§ **Task goal**
Copy each line exactly.

==================================================

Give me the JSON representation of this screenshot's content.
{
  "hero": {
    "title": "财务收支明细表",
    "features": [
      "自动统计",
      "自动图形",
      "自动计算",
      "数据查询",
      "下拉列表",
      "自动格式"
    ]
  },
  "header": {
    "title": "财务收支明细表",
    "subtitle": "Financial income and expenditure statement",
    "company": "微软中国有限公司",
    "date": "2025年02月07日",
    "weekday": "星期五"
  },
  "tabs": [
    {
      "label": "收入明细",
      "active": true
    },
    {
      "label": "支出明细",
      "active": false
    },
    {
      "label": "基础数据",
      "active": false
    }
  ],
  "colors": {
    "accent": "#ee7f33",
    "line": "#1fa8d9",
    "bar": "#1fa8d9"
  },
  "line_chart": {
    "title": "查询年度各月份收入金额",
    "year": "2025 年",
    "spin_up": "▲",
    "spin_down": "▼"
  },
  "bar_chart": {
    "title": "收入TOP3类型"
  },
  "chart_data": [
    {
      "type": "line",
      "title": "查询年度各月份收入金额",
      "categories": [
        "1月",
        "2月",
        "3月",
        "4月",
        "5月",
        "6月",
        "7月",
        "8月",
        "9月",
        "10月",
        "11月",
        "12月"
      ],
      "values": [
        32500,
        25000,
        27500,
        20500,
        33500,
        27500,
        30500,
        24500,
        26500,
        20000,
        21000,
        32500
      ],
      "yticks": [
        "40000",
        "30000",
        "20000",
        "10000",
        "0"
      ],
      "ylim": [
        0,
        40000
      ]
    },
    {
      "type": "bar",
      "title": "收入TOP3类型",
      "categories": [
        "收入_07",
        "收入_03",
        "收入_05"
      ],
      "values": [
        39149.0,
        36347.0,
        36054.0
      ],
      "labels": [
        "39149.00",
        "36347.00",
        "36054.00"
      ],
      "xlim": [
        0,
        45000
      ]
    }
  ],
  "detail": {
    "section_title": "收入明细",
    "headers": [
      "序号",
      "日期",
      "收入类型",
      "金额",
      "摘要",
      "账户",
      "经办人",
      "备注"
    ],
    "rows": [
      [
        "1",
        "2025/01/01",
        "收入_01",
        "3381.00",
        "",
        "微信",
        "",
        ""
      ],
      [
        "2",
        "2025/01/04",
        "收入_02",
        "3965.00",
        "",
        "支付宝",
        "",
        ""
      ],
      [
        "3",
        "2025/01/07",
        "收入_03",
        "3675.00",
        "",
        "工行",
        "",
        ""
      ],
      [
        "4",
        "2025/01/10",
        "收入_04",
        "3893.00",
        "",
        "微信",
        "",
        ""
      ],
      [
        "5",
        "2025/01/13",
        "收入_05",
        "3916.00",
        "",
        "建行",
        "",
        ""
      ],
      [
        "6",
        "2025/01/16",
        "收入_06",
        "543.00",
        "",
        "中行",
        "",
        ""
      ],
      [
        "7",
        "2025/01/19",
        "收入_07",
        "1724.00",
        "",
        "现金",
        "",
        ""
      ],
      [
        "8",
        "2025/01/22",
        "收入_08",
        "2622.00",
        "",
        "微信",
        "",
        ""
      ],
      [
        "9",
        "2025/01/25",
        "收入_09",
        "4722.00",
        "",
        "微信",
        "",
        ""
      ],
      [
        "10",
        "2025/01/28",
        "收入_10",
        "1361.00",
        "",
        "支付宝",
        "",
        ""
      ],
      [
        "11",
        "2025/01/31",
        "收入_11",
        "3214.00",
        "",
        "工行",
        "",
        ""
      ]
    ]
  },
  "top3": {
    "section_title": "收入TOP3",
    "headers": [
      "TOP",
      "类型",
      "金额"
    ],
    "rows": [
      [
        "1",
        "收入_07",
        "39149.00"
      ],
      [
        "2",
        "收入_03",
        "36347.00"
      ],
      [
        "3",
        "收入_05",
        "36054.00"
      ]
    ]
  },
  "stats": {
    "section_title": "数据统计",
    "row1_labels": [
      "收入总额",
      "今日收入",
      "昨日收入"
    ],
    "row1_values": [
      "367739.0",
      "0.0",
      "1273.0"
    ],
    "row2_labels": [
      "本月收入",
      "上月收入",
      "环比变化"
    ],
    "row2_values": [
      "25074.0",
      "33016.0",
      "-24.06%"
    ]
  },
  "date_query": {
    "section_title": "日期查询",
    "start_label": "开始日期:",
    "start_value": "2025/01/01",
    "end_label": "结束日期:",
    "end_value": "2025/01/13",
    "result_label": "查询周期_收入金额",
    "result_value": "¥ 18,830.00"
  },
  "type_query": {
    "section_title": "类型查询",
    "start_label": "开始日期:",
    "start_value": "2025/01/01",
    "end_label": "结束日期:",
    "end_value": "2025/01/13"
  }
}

==================================================

§ **Reply**
Give me the JSON representation of this screenshot's content.
{
  "hero": {
    "title": "财务收支明细表",
    "features": [
      "自动统计",
      "自动图形",
      "自动计算",
      "数据查询",
      "下拉列表",
      "自动格式"
    ]
  },
  "header": {
    "title": "财务收支明细表",
    "subtitle": "Financial income and expenditure statement",
    "company": "微软中国有限公司",
    "date": "2025年02月07日",
    "weekday": "星期五"
  },
  "tabs": [
    {
      "label": "收入明细",
      "active": true
    },
    {
      "label": "支出明细",
      "active": false
    },
    {
      "label": "基础数据",
      "active": false
    }
  ],
  "colors": {
    "accent": "#ee7f33",
    "line": "#1fa8d9",
    "bar": "#1fa8d9"
  },
  "line_chart": {
    "title": "查询年度各月份收入金额",
    "year": "2025 年",
    "spin_up": "▲",
    "spin_down": "▼"
  },
  "bar_chart": {
    "title": "收入TOP3类型"
  },
  "chart_data": [
    {
      "type": "line",
      "title": "查询年度各月份收入金额",
      "categories": [
        "1月",
        "2月",
        "3月",
        "4月",
        "5月",
        "6月",
        "7月",
        "8月",
        "9月",
        "10月",
        "11月",
        "12月"
      ],
      "values": [
        32500,
        25000,
        27500,
        20500,
        33500,
        27500,
        30500,
        24500,
        26500,
        20000,
        21000,
        32500
      ],
      "yticks": [
        "40000",
        "30000",
        "20000",
        "10000",
        "0"
      ],
      "ylim": [
        0,
        40000
      ]
    },
    {
      "type": "bar",
      "title": "收入TOP3类型",
      "categories": [
        "收入_07",
        "收入_03",
        "收入_05"
      ],
      "values": [
        39149.0,
        36347.0,
        36054.0
      ],
      "labels": [
        "39149.00",
        "36347.00",
        "36054.00"
      ],
      "xlim": [
        0,
        45000
      ]
    }
  ],
  "detail": {
    "section_title": "收入明细",
    "headers": [
      "序号",
      "日期",
      "收入类型",
      "金额",
      "摘要",
      "账户",
      "经办人",
      "备注"
    ],
    "rows": [
      [
        "1",
        "2025/01/01",
        "收入_01",
        "3381.00",
        "",
        "微信",
        "",
        ""
      ],
      [
        "2",
        "2025/01/04",
        "收入_02",
        "3965.00",
        "",
        "支付宝",
        "",
        ""
      ],
      [
        "3",
        "2025/01/07",
        "收入_03",
        "3675.00",
        "",
        "工行",
        "",
        ""
      ],
      [
        "4",
        "2025/01/10",
        "收入_04",
        "3893.00",
        "",
        "微信",
        "",
        ""
      ],
      [
        "5",
        "2025/01/13",
        "收入_05",
        "3916.00",
        "",
        "建行",
        "",
        ""
      ],
      [
        "6",
        "2025/01/16",
        "收入_06",
        "543.00",
        "",
        "中行",
        "",
        ""
      ],
      [
        "7",
        "2025/01/19",
        "收入_07",
        "1724.00",
        "",
        "现金",
        "",
        ""
      ],
      [
        "8",
        "2025/01/22",
        "收入_08",
        "2622.00",
        "",
        "微信",
        "",
        ""
      ],
      [
        "9",
        "2025/01/25",
        "收入_09",
        "4722.00",
        "",
        "微信",
        "",
        ""
      ],
      [
        "10",
        "2025/01/28",
        "收入_10",
        "1361.00",
        "",
        "支付宝",
        "",
        ""
      ],
      [
        "11",
        "2025/01/31",
        "收入_11",
        "3214.00",
        "",
        "工行",
        "",
        ""
      ]
    ]
  },
  "top3": {
    "section_title": "收入TOP3",
    "headers": [
      "TOP",
      "类型",
      "金额"
    ],
    "rows": [
      [
        "1",
        "收入_07",
        "39149.00"
      ],
      [
        "2",
        "收入_03",
        "36347.00"
      ],
      [
        "3",
        "收入_05",
        "36054.00"
      ]
    ]
  },
  "stats": {
    "section_title": "数据统计",
    "row1_labels": [
      "收入总额",
      "今日收入",
      "昨日收入"
    ],
    "row1_values": [
      "367739.0",
      "0.0",
      "1273.0"
    ],
    "row2_labels": [
      "本月收入",
      "上月收入",
      "环比变化"
    ],
    "row2_values": [
      "25074.0",
      "33016.0",
      "-24.06%"
    ]
  },
  "date_query": {
    "section_title": "日期查询",
    "start_label": "开始日期:",
    "start_value": "2025/01/01",
    "end_label": "结束日期:",
    "end_value": "2025/01/13",
    "result_label": "查询周期_收入金额",
    "result_value": "¥ 18,830.00"
  },
  "type_query": {
    "section_title": "类型查询",
    "start_label": "开始日期:",
    "start_value": "2025/01/01",
    "end_label": "结束日期:",
    "end_value": "2025/01/13"
  }
}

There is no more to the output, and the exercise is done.